= GIVEN TASK =
The records should be repeated word for word, pictures excluded.

[Data tied to figure images]
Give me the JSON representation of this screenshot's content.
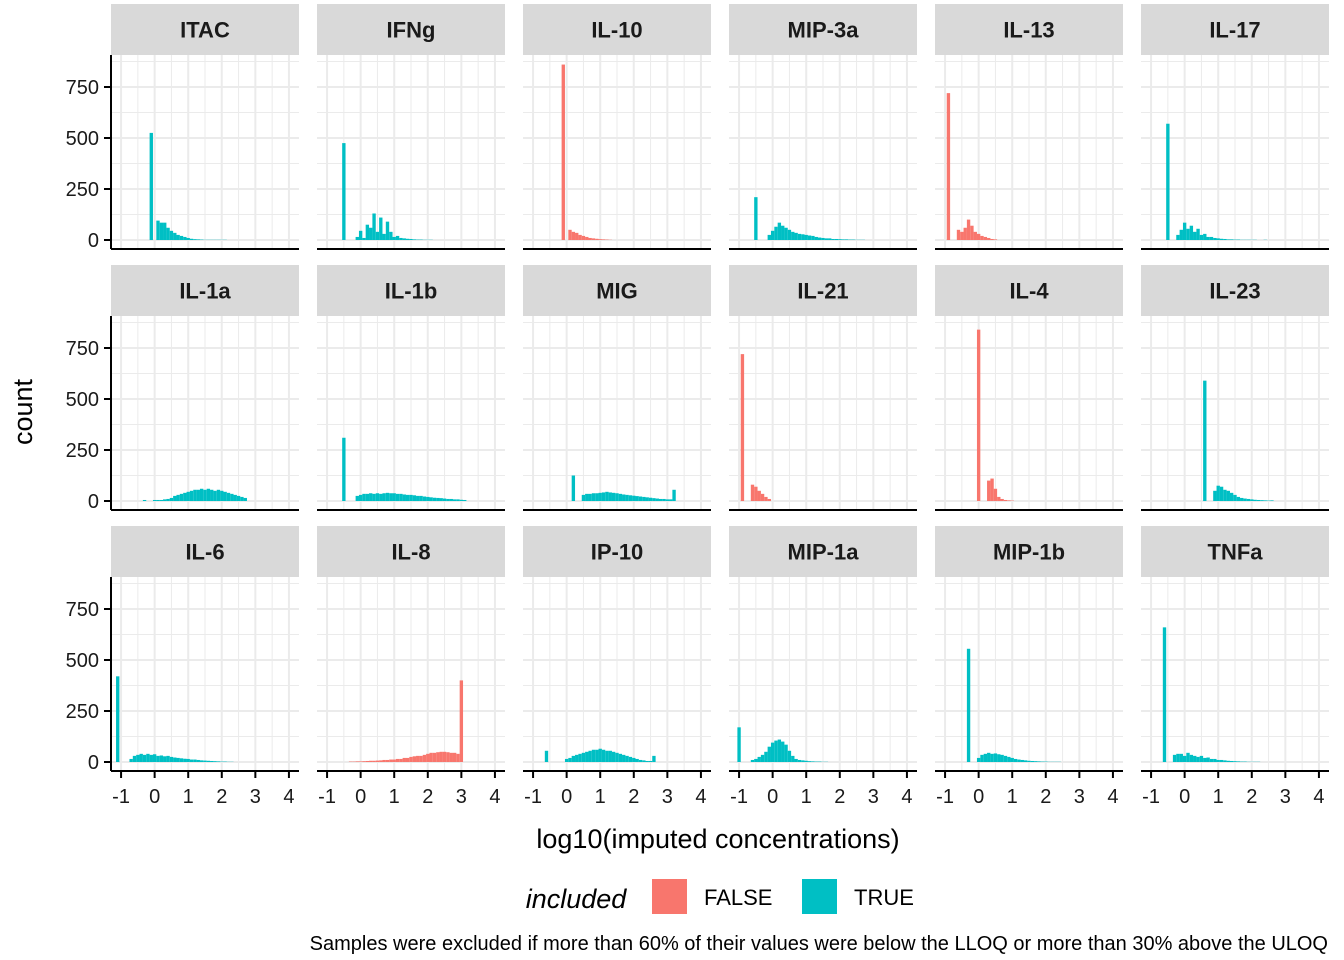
{
  "chart_data": {
    "type": "histogram-facet",
    "xlabel": "log10(imputed concentrations)",
    "ylabel": "count",
    "xlim": [
      -1.3,
      4.3
    ],
    "ylim": [
      0,
      900
    ],
    "x_ticks": [
      -1,
      0,
      1,
      2,
      3,
      4
    ],
    "x_tick_labels": [
      "-1",
      "0",
      "1",
      "2",
      "3",
      "4"
    ],
    "y_ticks": [
      0,
      250,
      500,
      750
    ],
    "y_tick_labels": [
      "0",
      "250",
      "500",
      "750"
    ],
    "grid": true,
    "bin_width": 0.1,
    "legend": {
      "title": "included",
      "position": "bottom",
      "items": [
        {
          "label": "FALSE",
          "color": "#F8766D"
        },
        {
          "label": "TRUE",
          "color": "#00BFC4"
        }
      ]
    },
    "caption": "Samples were excluded if more than 60% of their values were below the LLOQ or more than 30% above the ULOQ",
    "colors": {
      "FALSE": "#F8766D",
      "TRUE": "#00BFC4"
    },
    "panels": [
      {
        "name": "ITAC",
        "included": "TRUE",
        "x_start": -0.1,
        "counts": [
          525,
          0,
          95,
          85,
          85,
          60,
          45,
          35,
          25,
          20,
          15,
          10,
          6,
          4,
          3,
          2,
          1,
          1,
          1,
          1,
          1,
          1,
          1
        ]
      },
      {
        "name": "IFNg",
        "included": "TRUE",
        "x_start": -0.5,
        "counts": [
          475,
          0,
          0,
          0,
          15,
          45,
          10,
          75,
          60,
          130,
          40,
          110,
          30,
          90,
          40,
          15,
          20,
          10,
          8,
          6,
          5,
          3,
          2,
          2,
          1,
          1,
          1
        ]
      },
      {
        "name": "IL-10",
        "included": "FALSE",
        "x_start": -0.1,
        "counts": [
          860,
          0,
          50,
          40,
          35,
          25,
          20,
          15,
          10,
          8,
          6,
          4,
          3,
          2,
          1
        ]
      },
      {
        "name": "MIP-3a",
        "included": "TRUE",
        "x_start": -0.5,
        "counts": [
          210,
          0,
          0,
          0,
          25,
          45,
          65,
          85,
          70,
          60,
          50,
          40,
          35,
          30,
          28,
          25,
          22,
          20,
          15,
          12,
          10,
          8,
          8,
          5,
          5,
          4,
          3,
          3,
          2,
          2,
          1,
          1,
          1
        ]
      },
      {
        "name": "IL-13",
        "included": "FALSE",
        "x_start": -0.9,
        "counts": [
          720,
          0,
          0,
          50,
          40,
          60,
          100,
          70,
          40,
          30,
          20,
          15,
          10,
          5,
          3
        ]
      },
      {
        "name": "IL-17",
        "included": "TRUE",
        "x_start": -0.5,
        "counts": [
          570,
          0,
          0,
          25,
          50,
          85,
          55,
          70,
          40,
          55,
          25,
          30,
          15,
          15,
          10,
          8,
          6,
          5,
          3,
          3,
          2,
          2,
          1,
          1,
          1,
          1,
          1,
          0,
          0,
          1
        ]
      },
      {
        "name": "IL-1a",
        "included": "TRUE",
        "x_start": -0.5,
        "counts": [
          0,
          0,
          5,
          0,
          0,
          5,
          5,
          5,
          8,
          10,
          15,
          25,
          30,
          35,
          40,
          45,
          50,
          55,
          55,
          60,
          55,
          60,
          55,
          50,
          55,
          50,
          45,
          40,
          35,
          30,
          25,
          20,
          15
        ]
      },
      {
        "name": "IL-1b",
        "included": "TRUE",
        "x_start": -0.5,
        "counts": [
          310,
          0,
          0,
          0,
          25,
          30,
          35,
          35,
          38,
          35,
          38,
          35,
          38,
          40,
          38,
          38,
          35,
          35,
          32,
          30,
          30,
          28,
          25,
          25,
          22,
          20,
          18,
          16,
          15,
          14,
          12,
          10,
          10,
          8,
          8,
          6,
          5
        ]
      },
      {
        "name": "MIG",
        "included": "TRUE",
        "x_start": 0.2,
        "counts": [
          125,
          0,
          0,
          30,
          35,
          35,
          38,
          38,
          40,
          42,
          45,
          42,
          40,
          38,
          35,
          32,
          30,
          28,
          26,
          24,
          22,
          20,
          18,
          16,
          14,
          12,
          10,
          10,
          8,
          8,
          55
        ]
      },
      {
        "name": "IL-21",
        "included": "FALSE",
        "x_start": -0.9,
        "counts": [
          720,
          0,
          0,
          80,
          70,
          50,
          35,
          20,
          10
        ]
      },
      {
        "name": "IL-4",
        "included": "FALSE",
        "x_start": 0,
        "counts": [
          840,
          0,
          0,
          100,
          110,
          60,
          20,
          10,
          5,
          3,
          2
        ]
      },
      {
        "name": "IL-23",
        "included": "TRUE",
        "x_start": 0.6,
        "counts": [
          590,
          0,
          0,
          50,
          75,
          70,
          55,
          50,
          40,
          30,
          20,
          15,
          12,
          10,
          8,
          6,
          5,
          4,
          3,
          2,
          3
        ]
      },
      {
        "name": "IL-6",
        "included": "TRUE",
        "x_start": -1.1,
        "counts": [
          420,
          0,
          0,
          0,
          15,
          30,
          35,
          40,
          35,
          40,
          35,
          38,
          30,
          32,
          28,
          30,
          25,
          22,
          20,
          18,
          16,
          15,
          12,
          12,
          10,
          8,
          7,
          6,
          5,
          4,
          3,
          2,
          2,
          1,
          1
        ]
      },
      {
        "name": "IL-8",
        "included": "FALSE",
        "x_start": -0.3,
        "counts": [
          2,
          2,
          3,
          3,
          4,
          5,
          6,
          6,
          7,
          8,
          10,
          10,
          12,
          12,
          15,
          15,
          20,
          20,
          25,
          28,
          30,
          30,
          35,
          40,
          45,
          45,
          48,
          50,
          50,
          48,
          45,
          45,
          40,
          400
        ]
      },
      {
        "name": "IP-10",
        "included": "TRUE",
        "x_start": -0.6,
        "counts": [
          55,
          0,
          0,
          0,
          0,
          0,
          15,
          20,
          30,
          35,
          40,
          45,
          50,
          55,
          60,
          60,
          65,
          60,
          55,
          55,
          50,
          45,
          40,
          35,
          30,
          25,
          20,
          15,
          10,
          8,
          5,
          5,
          30
        ]
      },
      {
        "name": "MIP-1a",
        "included": "TRUE",
        "x_start": -1,
        "counts": [
          170,
          0,
          0,
          0,
          10,
          15,
          25,
          35,
          50,
          75,
          95,
          105,
          110,
          100,
          85,
          55,
          30,
          15,
          10,
          8,
          6,
          4,
          3,
          2,
          2,
          1,
          1
        ]
      },
      {
        "name": "MIP-1b",
        "included": "TRUE",
        "x_start": -0.3,
        "counts": [
          555,
          0,
          0,
          20,
          35,
          40,
          45,
          40,
          42,
          38,
          35,
          30,
          25,
          20,
          15,
          12,
          10,
          8,
          6,
          5,
          4,
          3,
          2,
          2,
          1,
          1,
          1,
          1
        ]
      },
      {
        "name": "TNFa",
        "included": "TRUE",
        "x_start": -0.6,
        "counts": [
          660,
          0,
          0,
          35,
          40,
          40,
          30,
          45,
          35,
          30,
          25,
          30,
          20,
          22,
          15,
          15,
          10,
          10,
          8,
          6,
          5,
          4,
          3,
          2,
          2,
          1,
          1,
          1,
          1
        ]
      }
    ]
  }
}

= WRITTEN ANSWER =
Give me the JSON representation of this screenshot's content.
{
  "chart_data": {
    "type": "histogram-facet",
    "xlabel": "log10(imputed concentrations)",
    "ylabel": "count",
    "xlim": [
      -1.3,
      4.3
    ],
    "ylim": [
      0,
      900
    ],
    "x_ticks": [
      -1,
      0,
      1,
      2,
      3,
      4
    ],
    "x_tick_labels": [
      "-1",
      "0",
      "1",
      "2",
      "3",
      "4"
    ],
    "y_ticks": [
      0,
      250,
      500,
      750
    ],
    "y_tick_labels": [
      "0",
      "250",
      "500",
      "750"
    ],
    "grid": true,
    "bin_width": 0.1,
    "legend": {
      "title": "included",
      "position": "bottom",
      "items": [
        {
          "label": "FALSE",
          "color": "#F8766D"
        },
        {
          "label": "TRUE",
          "color": "#00BFC4"
        }
      ]
    },
    "caption": "Samples were excluded if more than 60% of their values were below the LLOQ or more than 30% above the ULOQ",
    "colors": {
      "FALSE": "#F8766D",
      "TRUE": "#00BFC4"
    },
    "panels": [
      {
        "name": "ITAC",
        "included": "TRUE",
        "x_start": -0.1,
        "counts": [
          525,
          0,
          95,
          85,
          85,
          60,
          45,
          35,
          25,
          20,
          15,
          10,
          6,
          4,
          3,
          2,
          1,
          1,
          1,
          1,
          1,
          1,
          1
        ]
      },
      {
        "name": "IFNg",
        "included": "TRUE",
        "x_start": -0.5,
        "counts": [
          475,
          0,
          0,
          0,
          15,
          45,
          10,
          75,
          60,
          130,
          40,
          110,
          30,
          90,
          40,
          15,
          20,
          10,
          8,
          6,
          5,
          3,
          2,
          2,
          1,
          1,
          1
        ]
      },
      {
        "name": "IL-10",
        "included": "FALSE",
        "x_start": -0.1,
        "counts": [
          860,
          0,
          50,
          40,
          35,
          25,
          20,
          15,
          10,
          8,
          6,
          4,
          3,
          2,
          1
        ]
      },
      {
        "name": "MIP-3a",
        "included": "TRUE",
        "x_start": -0.5,
        "counts": [
          210,
          0,
          0,
          0,
          25,
          45,
          65,
          85,
          70,
          60,
          50,
          40,
          35,
          30,
          28,
          25,
          22,
          20,
          15,
          12,
          10,
          8,
          8,
          5,
          5,
          4,
          3,
          3,
          2,
          2,
          1,
          1,
          1
        ]
      },
      {
        "name": "IL-13",
        "included": "FALSE",
        "x_start": -0.9,
        "counts": [
          720,
          0,
          0,
          50,
          40,
          60,
          100,
          70,
          40,
          30,
          20,
          15,
          10,
          5,
          3
        ]
      },
      {
        "name": "IL-17",
        "included": "TRUE",
        "x_start": -0.5,
        "counts": [
          570,
          0,
          0,
          25,
          50,
          85,
          55,
          70,
          40,
          55,
          25,
          30,
          15,
          15,
          10,
          8,
          6,
          5,
          3,
          3,
          2,
          2,
          1,
          1,
          1,
          1,
          1,
          0,
          0,
          1
        ]
      },
      {
        "name": "IL-1a",
        "included": "TRUE",
        "x_start": -0.5,
        "counts": [
          0,
          0,
          5,
          0,
          0,
          5,
          5,
          5,
          8,
          10,
          15,
          25,
          30,
          35,
          40,
          45,
          50,
          55,
          55,
          60,
          55,
          60,
          55,
          50,
          55,
          50,
          45,
          40,
          35,
          30,
          25,
          20,
          15
        ]
      },
      {
        "name": "IL-1b",
        "included": "TRUE",
        "x_start": -0.5,
        "counts": [
          310,
          0,
          0,
          0,
          25,
          30,
          35,
          35,
          38,
          35,
          38,
          35,
          38,
          40,
          38,
          38,
          35,
          35,
          32,
          30,
          30,
          28,
          25,
          25,
          22,
          20,
          18,
          16,
          15,
          14,
          12,
          10,
          10,
          8,
          8,
          6,
          5
        ]
      },
      {
        "name": "MIG",
        "included": "TRUE",
        "x_start": 0.2,
        "counts": [
          125,
          0,
          0,
          30,
          35,
          35,
          38,
          38,
          40,
          42,
          45,
          42,
          40,
          38,
          35,
          32,
          30,
          28,
          26,
          24,
          22,
          20,
          18,
          16,
          14,
          12,
          10,
          10,
          8,
          8,
          55
        ]
      },
      {
        "name": "IL-21",
        "included": "FALSE",
        "x_start": -0.9,
        "counts": [
          720,
          0,
          0,
          80,
          70,
          50,
          35,
          20,
          10
        ]
      },
      {
        "name": "IL-4",
        "included": "FALSE",
        "x_start": 0,
        "counts": [
          840,
          0,
          0,
          100,
          110,
          60,
          20,
          10,
          5,
          3,
          2
        ]
      },
      {
        "name": "IL-23",
        "included": "TRUE",
        "x_start": 0.6,
        "counts": [
          590,
          0,
          0,
          50,
          75,
          70,
          55,
          50,
          40,
          30,
          20,
          15,
          12,
          10,
          8,
          6,
          5,
          4,
          3,
          2,
          3
        ]
      },
      {
        "name": "IL-6",
        "included": "TRUE",
        "x_start": -1.1,
        "counts": [
          420,
          0,
          0,
          0,
          15,
          30,
          35,
          40,
          35,
          40,
          35,
          38,
          30,
          32,
          28,
          30,
          25,
          22,
          20,
          18,
          16,
          15,
          12,
          12,
          10,
          8,
          7,
          6,
          5,
          4,
          3,
          2,
          2,
          1,
          1
        ]
      },
      {
        "name": "IL-8",
        "included": "FALSE",
        "x_start": -0.3,
        "counts": [
          2,
          2,
          3,
          3,
          4,
          5,
          6,
          6,
          7,
          8,
          10,
          10,
          12,
          12,
          15,
          15,
          20,
          20,
          25,
          28,
          30,
          30,
          35,
          40,
          45,
          45,
          48,
          50,
          50,
          48,
          45,
          45,
          40,
          400
        ]
      },
      {
        "name": "IP-10",
        "included": "TRUE",
        "x_start": -0.6,
        "counts": [
          55,
          0,
          0,
          0,
          0,
          0,
          15,
          20,
          30,
          35,
          40,
          45,
          50,
          55,
          60,
          60,
          65,
          60,
          55,
          55,
          50,
          45,
          40,
          35,
          30,
          25,
          20,
          15,
          10,
          8,
          5,
          5,
          30
        ]
      },
      {
        "name": "MIP-1a",
        "included": "TRUE",
        "x_start": -1,
        "counts": [
          170,
          0,
          0,
          0,
          10,
          15,
          25,
          35,
          50,
          75,
          95,
          105,
          110,
          100,
          85,
          55,
          30,
          15,
          10,
          8,
          6,
          4,
          3,
          2,
          2,
          1,
          1
        ]
      },
      {
        "name": "MIP-1b",
        "included": "TRUE",
        "x_start": -0.3,
        "counts": [
          555,
          0,
          0,
          20,
          35,
          40,
          45,
          40,
          42,
          38,
          35,
          30,
          25,
          20,
          15,
          12,
          10,
          8,
          6,
          5,
          4,
          3,
          2,
          2,
          1,
          1,
          1,
          1
        ]
      },
      {
        "name": "TNFa",
        "included": "TRUE",
        "x_start": -0.6,
        "counts": [
          660,
          0,
          0,
          35,
          40,
          40,
          30,
          45,
          35,
          30,
          25,
          30,
          20,
          22,
          15,
          15,
          10,
          10,
          8,
          6,
          5,
          4,
          3,
          2,
          2,
          1,
          1,
          1,
          1
        ]
      }
    ]
  }
}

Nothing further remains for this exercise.